WHAT IS ASKED: Output all the entries word for word. Omit the pictures.

TASK INPUT:
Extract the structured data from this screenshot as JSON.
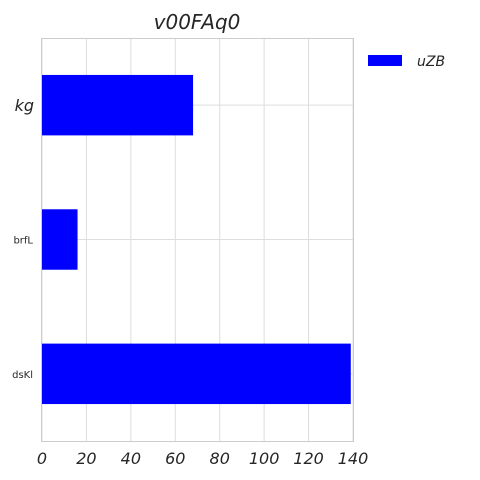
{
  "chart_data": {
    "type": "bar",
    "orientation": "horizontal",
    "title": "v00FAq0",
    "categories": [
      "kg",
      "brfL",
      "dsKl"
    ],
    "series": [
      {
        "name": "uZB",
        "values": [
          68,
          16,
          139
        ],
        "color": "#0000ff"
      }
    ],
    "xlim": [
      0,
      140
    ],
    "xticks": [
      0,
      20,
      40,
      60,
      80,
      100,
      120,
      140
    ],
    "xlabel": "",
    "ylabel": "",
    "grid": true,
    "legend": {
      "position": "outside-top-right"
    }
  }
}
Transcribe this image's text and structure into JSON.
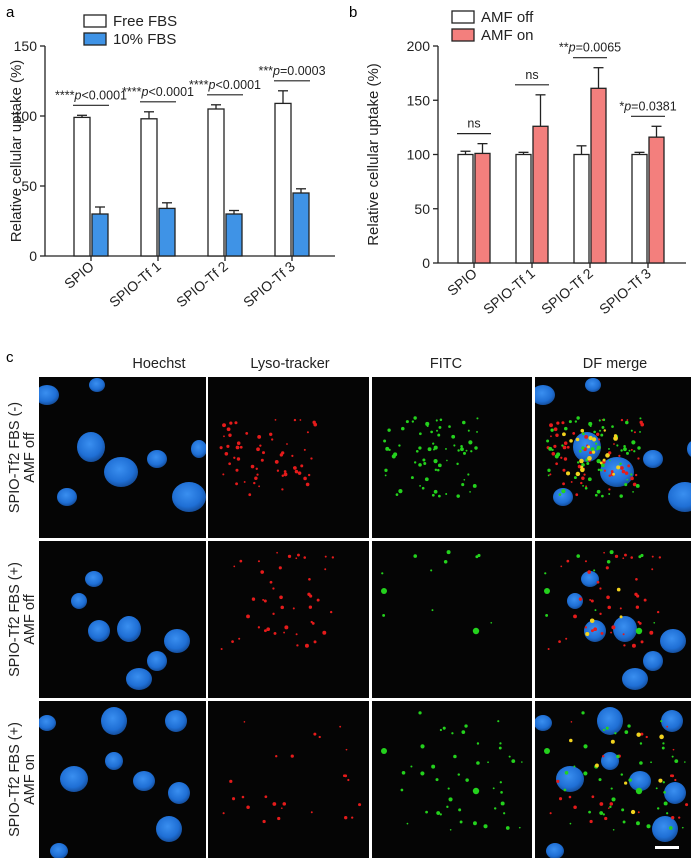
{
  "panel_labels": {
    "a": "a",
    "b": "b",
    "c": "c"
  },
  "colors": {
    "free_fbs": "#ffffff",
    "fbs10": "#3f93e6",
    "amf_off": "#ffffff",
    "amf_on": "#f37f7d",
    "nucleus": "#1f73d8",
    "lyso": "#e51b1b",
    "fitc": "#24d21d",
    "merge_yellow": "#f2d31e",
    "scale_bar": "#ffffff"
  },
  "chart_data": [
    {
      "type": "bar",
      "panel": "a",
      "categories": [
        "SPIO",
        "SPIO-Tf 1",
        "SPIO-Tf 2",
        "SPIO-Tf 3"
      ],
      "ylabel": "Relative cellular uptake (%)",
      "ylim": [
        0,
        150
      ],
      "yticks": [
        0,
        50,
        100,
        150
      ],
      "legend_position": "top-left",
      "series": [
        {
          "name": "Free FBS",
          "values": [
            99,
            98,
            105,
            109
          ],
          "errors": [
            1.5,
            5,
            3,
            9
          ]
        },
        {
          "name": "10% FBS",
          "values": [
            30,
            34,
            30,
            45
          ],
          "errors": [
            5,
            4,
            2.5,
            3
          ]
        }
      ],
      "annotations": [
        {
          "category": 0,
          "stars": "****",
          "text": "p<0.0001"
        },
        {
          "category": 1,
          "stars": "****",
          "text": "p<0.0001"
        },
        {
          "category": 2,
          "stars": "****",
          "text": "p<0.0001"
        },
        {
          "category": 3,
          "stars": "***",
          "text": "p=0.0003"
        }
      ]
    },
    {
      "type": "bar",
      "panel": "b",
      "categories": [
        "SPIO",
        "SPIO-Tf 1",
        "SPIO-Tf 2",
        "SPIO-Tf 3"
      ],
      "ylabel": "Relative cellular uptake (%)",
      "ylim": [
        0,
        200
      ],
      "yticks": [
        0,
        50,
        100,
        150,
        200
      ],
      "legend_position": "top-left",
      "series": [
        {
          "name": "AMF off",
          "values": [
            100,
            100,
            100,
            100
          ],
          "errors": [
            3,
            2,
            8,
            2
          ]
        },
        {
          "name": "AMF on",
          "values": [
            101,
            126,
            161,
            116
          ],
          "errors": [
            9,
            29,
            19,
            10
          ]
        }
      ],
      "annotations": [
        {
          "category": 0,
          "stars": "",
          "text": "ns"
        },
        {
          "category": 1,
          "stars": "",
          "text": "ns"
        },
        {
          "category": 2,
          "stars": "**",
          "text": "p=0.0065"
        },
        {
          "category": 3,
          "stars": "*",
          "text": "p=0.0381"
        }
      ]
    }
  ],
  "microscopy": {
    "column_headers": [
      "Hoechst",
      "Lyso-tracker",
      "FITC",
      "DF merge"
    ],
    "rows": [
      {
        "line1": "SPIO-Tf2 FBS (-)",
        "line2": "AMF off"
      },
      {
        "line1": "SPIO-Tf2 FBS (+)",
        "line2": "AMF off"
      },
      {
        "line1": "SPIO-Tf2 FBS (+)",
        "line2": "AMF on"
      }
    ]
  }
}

RESULT:
Extract the structured data from this screenshot as JSON.
{
  "chart_data": {
    "type": "bar",
    "orientation": "horizontal",
    "title": "v00FAq0",
    "categories": [
      "kg",
      "brfL",
      "dsKl"
    ],
    "series": [
      {
        "name": "uZB",
        "values": [
          68,
          16,
          139
        ],
        "color": "#0000ff"
      }
    ],
    "xlim": [
      0,
      140
    ],
    "xticks": [
      0,
      20,
      40,
      60,
      80,
      100,
      120,
      140
    ],
    "xlabel": "",
    "ylabel": "",
    "grid": true,
    "legend": {
      "position": "outside-top-right"
    }
  }
}
Transcribe this image's text and structure into JSON.
{
  "panel_labels": {
    "a": "a",
    "b": "b",
    "c": "c"
  },
  "colors": {
    "free_fbs": "#ffffff",
    "fbs10": "#3f93e6",
    "amf_off": "#ffffff",
    "amf_on": "#f37f7d",
    "nucleus": "#1f73d8",
    "lyso": "#e51b1b",
    "fitc": "#24d21d",
    "merge_yellow": "#f2d31e",
    "scale_bar": "#ffffff"
  },
  "chart_data": [
    {
      "type": "bar",
      "panel": "a",
      "categories": [
        "SPIO",
        "SPIO-Tf 1",
        "SPIO-Tf 2",
        "SPIO-Tf 3"
      ],
      "ylabel": "Relative cellular uptake (%)",
      "ylim": [
        0,
        150
      ],
      "yticks": [
        0,
        50,
        100,
        150
      ],
      "legend_position": "top-left",
      "series": [
        {
          "name": "Free FBS",
          "values": [
            99,
            98,
            105,
            109
          ],
          "errors": [
            1.5,
            5,
            3,
            9
          ]
        },
        {
          "name": "10% FBS",
          "values": [
            30,
            34,
            30,
            45
          ],
          "errors": [
            5,
            4,
            2.5,
            3
          ]
        }
      ],
      "annotations": [
        {
          "category": 0,
          "stars": "****",
          "text": "p<0.0001"
        },
        {
          "category": 1,
          "stars": "****",
          "text": "p<0.0001"
        },
        {
          "category": 2,
          "stars": "****",
          "text": "p<0.0001"
        },
        {
          "category": 3,
          "stars": "***",
          "text": "p=0.0003"
        }
      ]
    },
    {
      "type": "bar",
      "panel": "b",
      "categories": [
        "SPIO",
        "SPIO-Tf 1",
        "SPIO-Tf 2",
        "SPIO-Tf 3"
      ],
      "ylabel": "Relative cellular uptake (%)",
      "ylim": [
        0,
        200
      ],
      "yticks": [
        0,
        50,
        100,
        150,
        200
      ],
      "legend_position": "top-left",
      "series": [
        {
          "name": "AMF off",
          "values": [
            100,
            100,
            100,
            100
          ],
          "errors": [
            3,
            2,
            8,
            2
          ]
        },
        {
          "name": "AMF on",
          "values": [
            101,
            126,
            161,
            116
          ],
          "errors": [
            9,
            29,
            19,
            10
          ]
        }
      ],
      "annotations": [
        {
          "category": 0,
          "stars": "",
          "text": "ns"
        },
        {
          "category": 1,
          "stars": "",
          "text": "ns"
        },
        {
          "category": 2,
          "stars": "**",
          "text": "p=0.0065"
        },
        {
          "category": 3,
          "stars": "*",
          "text": "p=0.0381"
        }
      ]
    }
  ],
  "microscopy": {
    "column_headers": [
      "Hoechst",
      "Lyso-tracker",
      "FITC",
      "DF merge"
    ],
    "rows": [
      {
        "line1": "SPIO-Tf2 FBS (-)",
        "line2": "AMF off"
      },
      {
        "line1": "SPIO-Tf2 FBS (+)",
        "line2": "AMF off"
      },
      {
        "line1": "SPIO-Tf2 FBS (+)",
        "line2": "AMF on"
      }
    ]
  }
}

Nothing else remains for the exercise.